* _EXERCISE REQUIREMENTS_: Can the data below be echoed back word for word?

* _MATERIAL SUPPLIED_:
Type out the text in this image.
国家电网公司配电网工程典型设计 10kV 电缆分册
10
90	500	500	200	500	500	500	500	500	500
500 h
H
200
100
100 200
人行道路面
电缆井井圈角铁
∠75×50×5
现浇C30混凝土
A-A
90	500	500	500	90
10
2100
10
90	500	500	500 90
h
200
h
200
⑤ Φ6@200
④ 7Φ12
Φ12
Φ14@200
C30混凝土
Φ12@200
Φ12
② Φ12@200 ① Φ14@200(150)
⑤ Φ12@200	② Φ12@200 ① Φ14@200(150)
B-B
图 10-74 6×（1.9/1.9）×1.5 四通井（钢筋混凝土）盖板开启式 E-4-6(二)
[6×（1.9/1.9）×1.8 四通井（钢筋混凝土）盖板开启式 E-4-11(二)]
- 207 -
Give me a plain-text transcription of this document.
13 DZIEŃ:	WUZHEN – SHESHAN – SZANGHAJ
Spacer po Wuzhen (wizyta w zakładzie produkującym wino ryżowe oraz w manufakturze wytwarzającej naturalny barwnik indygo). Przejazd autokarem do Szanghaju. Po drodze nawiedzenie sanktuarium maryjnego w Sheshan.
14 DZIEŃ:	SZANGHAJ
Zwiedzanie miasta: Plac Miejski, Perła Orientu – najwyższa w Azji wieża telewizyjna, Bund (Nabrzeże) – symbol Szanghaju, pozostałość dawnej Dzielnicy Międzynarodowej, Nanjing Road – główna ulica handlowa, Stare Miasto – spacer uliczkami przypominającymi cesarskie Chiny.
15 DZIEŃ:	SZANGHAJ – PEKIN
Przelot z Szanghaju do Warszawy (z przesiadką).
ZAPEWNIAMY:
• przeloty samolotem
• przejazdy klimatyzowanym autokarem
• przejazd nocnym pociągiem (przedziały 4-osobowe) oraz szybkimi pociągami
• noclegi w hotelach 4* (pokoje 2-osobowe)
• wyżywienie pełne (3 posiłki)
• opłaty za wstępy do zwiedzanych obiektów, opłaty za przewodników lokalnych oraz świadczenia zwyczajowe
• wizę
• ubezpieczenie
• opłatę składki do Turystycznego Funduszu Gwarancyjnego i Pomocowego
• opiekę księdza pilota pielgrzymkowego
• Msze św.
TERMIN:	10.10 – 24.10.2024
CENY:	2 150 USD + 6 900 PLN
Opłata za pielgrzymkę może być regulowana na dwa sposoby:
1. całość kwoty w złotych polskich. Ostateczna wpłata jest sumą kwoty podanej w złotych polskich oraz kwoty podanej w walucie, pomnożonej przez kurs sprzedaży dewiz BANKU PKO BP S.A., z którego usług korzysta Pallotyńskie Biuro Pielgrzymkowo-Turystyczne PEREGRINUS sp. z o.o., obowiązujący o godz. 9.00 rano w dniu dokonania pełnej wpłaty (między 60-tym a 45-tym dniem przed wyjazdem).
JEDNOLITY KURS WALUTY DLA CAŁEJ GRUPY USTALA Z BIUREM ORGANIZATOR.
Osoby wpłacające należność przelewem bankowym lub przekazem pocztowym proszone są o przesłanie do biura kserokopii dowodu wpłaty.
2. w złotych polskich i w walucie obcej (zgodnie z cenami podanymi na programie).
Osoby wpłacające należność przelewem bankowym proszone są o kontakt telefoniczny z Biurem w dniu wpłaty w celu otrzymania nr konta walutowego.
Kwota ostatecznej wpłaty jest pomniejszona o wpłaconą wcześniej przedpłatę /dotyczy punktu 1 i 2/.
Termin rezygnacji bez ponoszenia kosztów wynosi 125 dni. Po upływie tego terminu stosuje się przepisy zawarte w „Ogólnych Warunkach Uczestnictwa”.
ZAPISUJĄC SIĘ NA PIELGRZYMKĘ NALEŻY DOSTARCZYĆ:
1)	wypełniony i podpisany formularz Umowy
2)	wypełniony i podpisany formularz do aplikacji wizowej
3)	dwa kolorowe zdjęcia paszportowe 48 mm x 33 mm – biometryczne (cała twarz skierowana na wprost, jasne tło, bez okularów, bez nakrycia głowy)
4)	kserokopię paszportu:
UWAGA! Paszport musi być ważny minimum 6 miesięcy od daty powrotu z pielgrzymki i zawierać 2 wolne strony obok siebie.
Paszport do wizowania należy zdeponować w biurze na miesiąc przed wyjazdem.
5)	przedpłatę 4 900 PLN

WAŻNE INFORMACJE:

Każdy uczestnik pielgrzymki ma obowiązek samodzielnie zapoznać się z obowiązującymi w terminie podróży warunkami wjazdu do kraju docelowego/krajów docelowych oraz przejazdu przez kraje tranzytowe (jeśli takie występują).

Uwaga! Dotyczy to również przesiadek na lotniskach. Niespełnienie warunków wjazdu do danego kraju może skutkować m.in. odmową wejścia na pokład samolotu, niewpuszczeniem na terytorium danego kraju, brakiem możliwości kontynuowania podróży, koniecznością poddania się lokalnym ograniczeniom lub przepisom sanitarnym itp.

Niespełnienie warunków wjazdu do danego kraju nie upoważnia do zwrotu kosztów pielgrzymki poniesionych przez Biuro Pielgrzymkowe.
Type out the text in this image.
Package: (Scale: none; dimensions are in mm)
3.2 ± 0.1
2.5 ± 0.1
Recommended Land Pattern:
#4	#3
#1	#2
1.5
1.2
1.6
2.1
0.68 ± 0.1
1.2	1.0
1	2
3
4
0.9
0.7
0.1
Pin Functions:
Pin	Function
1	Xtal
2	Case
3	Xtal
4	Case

* _SOLUTION TO THIS PROBLEM_:
Type out the text in this image.
国家电网公司配电网工程典型设计 10kV 电缆分册
10
90	500	500	200	500	500	500	500	500	500
500 h
H
200
100
100 200
人行道路面
电缆井井圈角铁
∠75×50×5
现浇C30混凝土
A-A
90	500	500	500	90
10
2100
10
90	500	500	500 90
h
200
h
200
⑤ Φ6@200
④ 7Φ12
Φ12
Φ14@200
C30混凝土
Φ12@200
Φ12
② Φ12@200 ① Φ14@200(150)
⑤ Φ12@200	② Φ12@200 ① Φ14@200(150)
B-B
图 10-74 6×（1.9/1.9）×1.5 四通井（钢筋混凝土）盖板开启式 E-4-6(二)
[6×（1.9/1.9）×1.8 四通井（钢筋混凝土）盖板开启式 E-4-11(二)]
- 207 -
Give me a plain-text transcription of this document.
13 DZIEŃ:	WUZHEN – SHESHAN – SZANGHAJ
Spacer po Wuzhen (wizyta w zakładzie produkującym wino ryżowe oraz w manufakturze wytwarzającej naturalny barwnik indygo). Przejazd autokarem do Szanghaju. Po drodze nawiedzenie sanktuarium maryjnego w Sheshan.
14 DZIEŃ:	SZANGHAJ
Zwiedzanie miasta: Plac Miejski, Perła Orientu – najwyższa w Azji wieża telewizyjna, Bund (Nabrzeże) – symbol Szanghaju, pozostałość dawnej Dzielnicy Międzynarodowej, Nanjing Road – główna ulica handlowa, Stare Miasto – spacer uliczkami przypominającymi cesarskie Chiny.
15 DZIEŃ:	SZANGHAJ – PEKIN
Przelot z Szanghaju do Warszawy (z przesiadką).
ZAPEWNIAMY:
• przeloty samolotem
• przejazdy klimatyzowanym autokarem
• przejazd nocnym pociągiem (przedziały 4-osobowe) oraz szybkimi pociągami
• noclegi w hotelach 4* (pokoje 2-osobowe)
• wyżywienie pełne (3 posiłki)
• opłaty za wstępy do zwiedzanych obiektów, opłaty za przewodników lokalnych oraz świadczenia zwyczajowe
• wizę
• ubezpieczenie
• opłatę składki do Turystycznego Funduszu Gwarancyjnego i Pomocowego
• opiekę księdza pilota pielgrzymkowego
• Msze św.
TERMIN:	10.10 – 24.10.2024
CENY:	2 150 USD + 6 900 PLN
Opłata za pielgrzymkę może być regulowana na dwa sposoby:
1. całość kwoty w złotych polskich. Ostateczna wpłata jest sumą kwoty podanej w złotych polskich oraz kwoty podanej w walucie, pomnożonej przez kurs sprzedaży dewiz BANKU PKO BP S.A., z którego usług korzysta Pallotyńskie Biuro Pielgrzymkowo-Turystyczne PEREGRINUS sp. z o.o., obowiązujący o godz. 9.00 rano w dniu dokonania pełnej wpłaty (między 60-tym a 45-tym dniem przed wyjazdem).
JEDNOLITY KURS WALUTY DLA CAŁEJ GRUPY USTALA Z BIUREM ORGANIZATOR.
Osoby wpłacające należność przelewem bankowym lub przekazem pocztowym proszone są o przesłanie do biura kserokopii dowodu wpłaty.
2. w złotych polskich i w walucie obcej (zgodnie z cenami podanymi na programie).
Osoby wpłacające należność przelewem bankowym proszone są o kontakt telefoniczny z Biurem w dniu wpłaty w celu otrzymania nr konta walutowego.
Kwota ostatecznej wpłaty jest pomniejszona o wpłaconą wcześniej przedpłatę /dotyczy punktu 1 i 2/.
Termin rezygnacji bez ponoszenia kosztów wynosi 125 dni. Po upływie tego terminu stosuje się przepisy zawarte w „Ogólnych Warunkach Uczestnictwa”.
ZAPISUJĄC SIĘ NA PIELGRZYMKĘ NALEŻY DOSTARCZYĆ:
1)	wypełniony i podpisany formularz Umowy
2)	wypełniony i podpisany formularz do aplikacji wizowej
3)	dwa kolorowe zdjęcia paszportowe 48 mm x 33 mm – biometryczne (cała twarz skierowana na wprost, jasne tło, bez okularów, bez nakrycia głowy)
4)	kserokopię paszportu:
UWAGA! Paszport musi być ważny minimum 6 miesięcy od daty powrotu z pielgrzymki i zawierać 2 wolne strony obok siebie.
Paszport do wizowania należy zdeponować w biurze na miesiąc przed wyjazdem.
5)	przedpłatę 4 900 PLN

WAŻNE INFORMACJE:

Każdy uczestnik pielgrzymki ma obowiązek samodzielnie zapoznać się z obowiązującymi w terminie podróży warunkami wjazdu do kraju docelowego/krajów docelowych oraz przejazdu przez kraje tranzytowe (jeśli takie występują).

Uwaga! Dotyczy to również przesiadek na lotniskach. Niespełnienie warunków wjazdu do danego kraju może skutkować m.in. odmową wejścia na pokład samolotu, niewpuszczeniem na terytorium danego kraju, brakiem możliwości kontynuowania podróży, koniecznością poddania się lokalnym ograniczeniom lub przepisom sanitarnym itp.

Niespełnienie warunków wjazdu do danego kraju nie upoważnia do zwrotu kosztów pielgrzymki poniesionych przez Biuro Pielgrzymkowe.
Type out the text in this image.
Package: (Scale: none; dimensions are in mm)
3.2 ± 0.1
2.5 ± 0.1
Recommended Land Pattern:
#4	#3
#1	#2
1.5
1.2
1.6
2.1
0.68 ± 0.1
1.2	1.0
1	2
3
4
0.9
0.7
0.1
Pin Functions:
Pin	Function
1	Xtal
2	Case
3	Xtal
4	Case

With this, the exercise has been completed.